Direction
Find every line in the records below that contains the word "true", and copy each such line.

[Dataset items]
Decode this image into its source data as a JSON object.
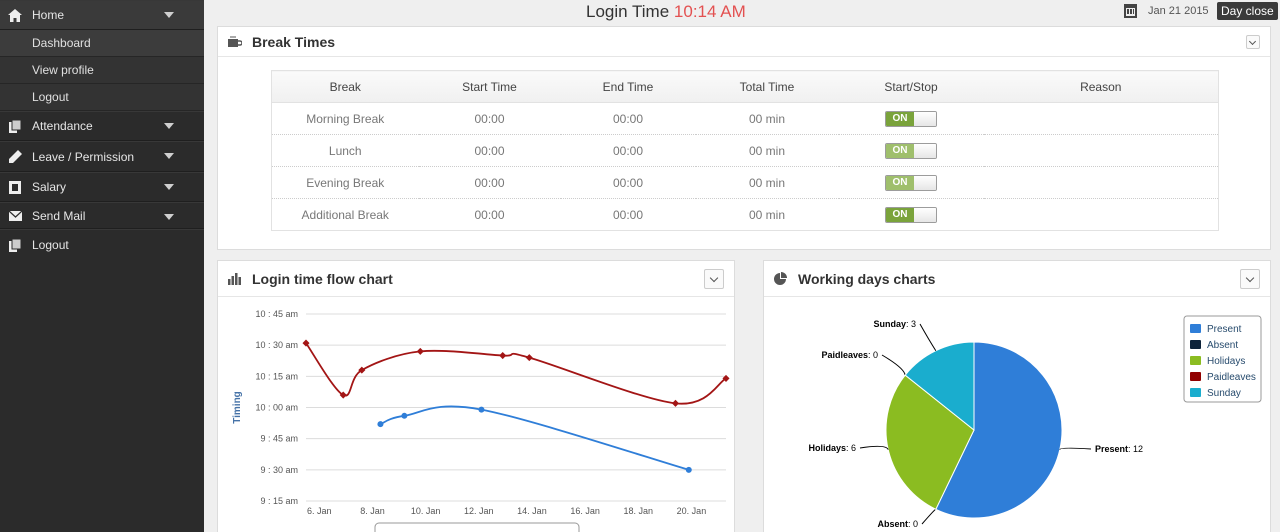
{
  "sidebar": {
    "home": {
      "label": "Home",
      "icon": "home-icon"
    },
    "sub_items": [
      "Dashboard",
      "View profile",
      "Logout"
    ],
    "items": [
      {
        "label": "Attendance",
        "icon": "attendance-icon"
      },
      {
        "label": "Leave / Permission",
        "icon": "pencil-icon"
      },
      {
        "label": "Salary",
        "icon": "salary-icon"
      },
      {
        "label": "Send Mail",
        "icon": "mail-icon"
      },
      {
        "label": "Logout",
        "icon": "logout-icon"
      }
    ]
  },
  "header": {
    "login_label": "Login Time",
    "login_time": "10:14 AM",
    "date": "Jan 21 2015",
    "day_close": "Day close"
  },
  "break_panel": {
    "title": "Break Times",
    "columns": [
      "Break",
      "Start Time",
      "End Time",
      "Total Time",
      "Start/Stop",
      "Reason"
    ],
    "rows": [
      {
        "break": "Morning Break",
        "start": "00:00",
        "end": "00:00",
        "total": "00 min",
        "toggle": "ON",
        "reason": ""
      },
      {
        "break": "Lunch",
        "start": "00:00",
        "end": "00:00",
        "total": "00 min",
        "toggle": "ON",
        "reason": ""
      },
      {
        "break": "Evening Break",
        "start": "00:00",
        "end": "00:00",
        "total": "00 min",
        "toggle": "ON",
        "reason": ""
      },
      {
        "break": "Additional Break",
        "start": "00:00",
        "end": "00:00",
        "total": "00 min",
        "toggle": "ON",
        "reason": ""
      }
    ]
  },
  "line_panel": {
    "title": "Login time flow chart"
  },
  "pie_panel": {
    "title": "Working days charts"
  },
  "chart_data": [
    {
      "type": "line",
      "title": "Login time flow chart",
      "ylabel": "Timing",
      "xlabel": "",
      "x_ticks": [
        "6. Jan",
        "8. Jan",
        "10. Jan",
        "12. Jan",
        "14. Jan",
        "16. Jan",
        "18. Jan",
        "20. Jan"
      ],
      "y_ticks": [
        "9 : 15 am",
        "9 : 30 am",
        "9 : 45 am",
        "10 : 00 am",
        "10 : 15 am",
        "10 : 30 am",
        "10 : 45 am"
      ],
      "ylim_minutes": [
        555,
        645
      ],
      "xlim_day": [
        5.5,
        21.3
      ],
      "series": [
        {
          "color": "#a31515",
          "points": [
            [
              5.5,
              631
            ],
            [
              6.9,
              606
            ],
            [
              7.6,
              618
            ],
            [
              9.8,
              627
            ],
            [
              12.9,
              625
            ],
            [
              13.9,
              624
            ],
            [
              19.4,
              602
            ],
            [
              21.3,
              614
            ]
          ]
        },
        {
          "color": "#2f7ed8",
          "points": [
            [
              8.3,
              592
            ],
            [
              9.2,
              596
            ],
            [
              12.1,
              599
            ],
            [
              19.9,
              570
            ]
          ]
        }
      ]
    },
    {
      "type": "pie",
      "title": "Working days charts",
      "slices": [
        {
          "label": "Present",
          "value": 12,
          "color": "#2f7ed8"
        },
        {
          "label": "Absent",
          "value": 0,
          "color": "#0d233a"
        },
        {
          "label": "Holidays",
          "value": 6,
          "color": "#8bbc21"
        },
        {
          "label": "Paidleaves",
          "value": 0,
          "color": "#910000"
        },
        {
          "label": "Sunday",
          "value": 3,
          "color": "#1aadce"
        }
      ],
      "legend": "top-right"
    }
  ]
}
* * *
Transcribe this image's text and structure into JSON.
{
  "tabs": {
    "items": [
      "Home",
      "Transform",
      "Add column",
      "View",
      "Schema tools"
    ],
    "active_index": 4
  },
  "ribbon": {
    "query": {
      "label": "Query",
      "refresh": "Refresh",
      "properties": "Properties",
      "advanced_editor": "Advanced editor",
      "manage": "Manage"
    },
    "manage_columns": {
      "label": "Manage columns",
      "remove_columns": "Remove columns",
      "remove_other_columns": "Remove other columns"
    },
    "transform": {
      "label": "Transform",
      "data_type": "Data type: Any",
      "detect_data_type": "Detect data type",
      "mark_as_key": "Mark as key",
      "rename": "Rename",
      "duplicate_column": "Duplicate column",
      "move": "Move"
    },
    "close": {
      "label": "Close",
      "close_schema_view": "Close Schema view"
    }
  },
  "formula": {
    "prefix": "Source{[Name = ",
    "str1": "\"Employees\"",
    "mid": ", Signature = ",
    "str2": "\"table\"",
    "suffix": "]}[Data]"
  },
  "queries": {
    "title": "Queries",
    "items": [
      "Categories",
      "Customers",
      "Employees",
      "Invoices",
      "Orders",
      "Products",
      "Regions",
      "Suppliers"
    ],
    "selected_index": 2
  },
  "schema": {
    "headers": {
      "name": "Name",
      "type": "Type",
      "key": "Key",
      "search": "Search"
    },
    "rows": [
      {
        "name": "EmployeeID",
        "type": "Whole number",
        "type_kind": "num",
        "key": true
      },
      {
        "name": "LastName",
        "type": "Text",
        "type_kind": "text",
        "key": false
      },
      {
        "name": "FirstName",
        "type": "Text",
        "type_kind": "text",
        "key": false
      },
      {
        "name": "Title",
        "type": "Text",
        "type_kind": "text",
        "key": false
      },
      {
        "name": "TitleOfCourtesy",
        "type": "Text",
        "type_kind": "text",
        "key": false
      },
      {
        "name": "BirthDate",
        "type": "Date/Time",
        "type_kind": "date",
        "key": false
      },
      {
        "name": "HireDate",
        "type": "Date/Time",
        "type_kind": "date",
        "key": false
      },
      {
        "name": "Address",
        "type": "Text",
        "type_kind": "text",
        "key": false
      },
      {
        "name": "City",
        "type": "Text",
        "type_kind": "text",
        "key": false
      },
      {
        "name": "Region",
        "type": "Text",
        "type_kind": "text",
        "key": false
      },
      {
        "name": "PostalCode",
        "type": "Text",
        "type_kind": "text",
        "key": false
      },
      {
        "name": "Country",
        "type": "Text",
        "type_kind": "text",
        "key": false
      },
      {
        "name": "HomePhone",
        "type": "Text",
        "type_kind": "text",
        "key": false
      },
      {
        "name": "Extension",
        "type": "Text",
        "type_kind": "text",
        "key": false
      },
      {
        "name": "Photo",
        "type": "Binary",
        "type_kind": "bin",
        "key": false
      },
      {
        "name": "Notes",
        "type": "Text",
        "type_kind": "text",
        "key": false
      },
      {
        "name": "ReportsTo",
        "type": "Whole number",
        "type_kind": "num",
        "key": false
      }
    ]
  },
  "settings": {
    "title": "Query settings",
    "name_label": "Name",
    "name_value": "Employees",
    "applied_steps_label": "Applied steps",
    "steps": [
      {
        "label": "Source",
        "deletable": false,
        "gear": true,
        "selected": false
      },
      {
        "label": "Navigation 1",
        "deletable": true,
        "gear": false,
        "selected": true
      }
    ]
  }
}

Correct output
        "key": true
        "gear": true,
        "deletable": true,
        "selected": true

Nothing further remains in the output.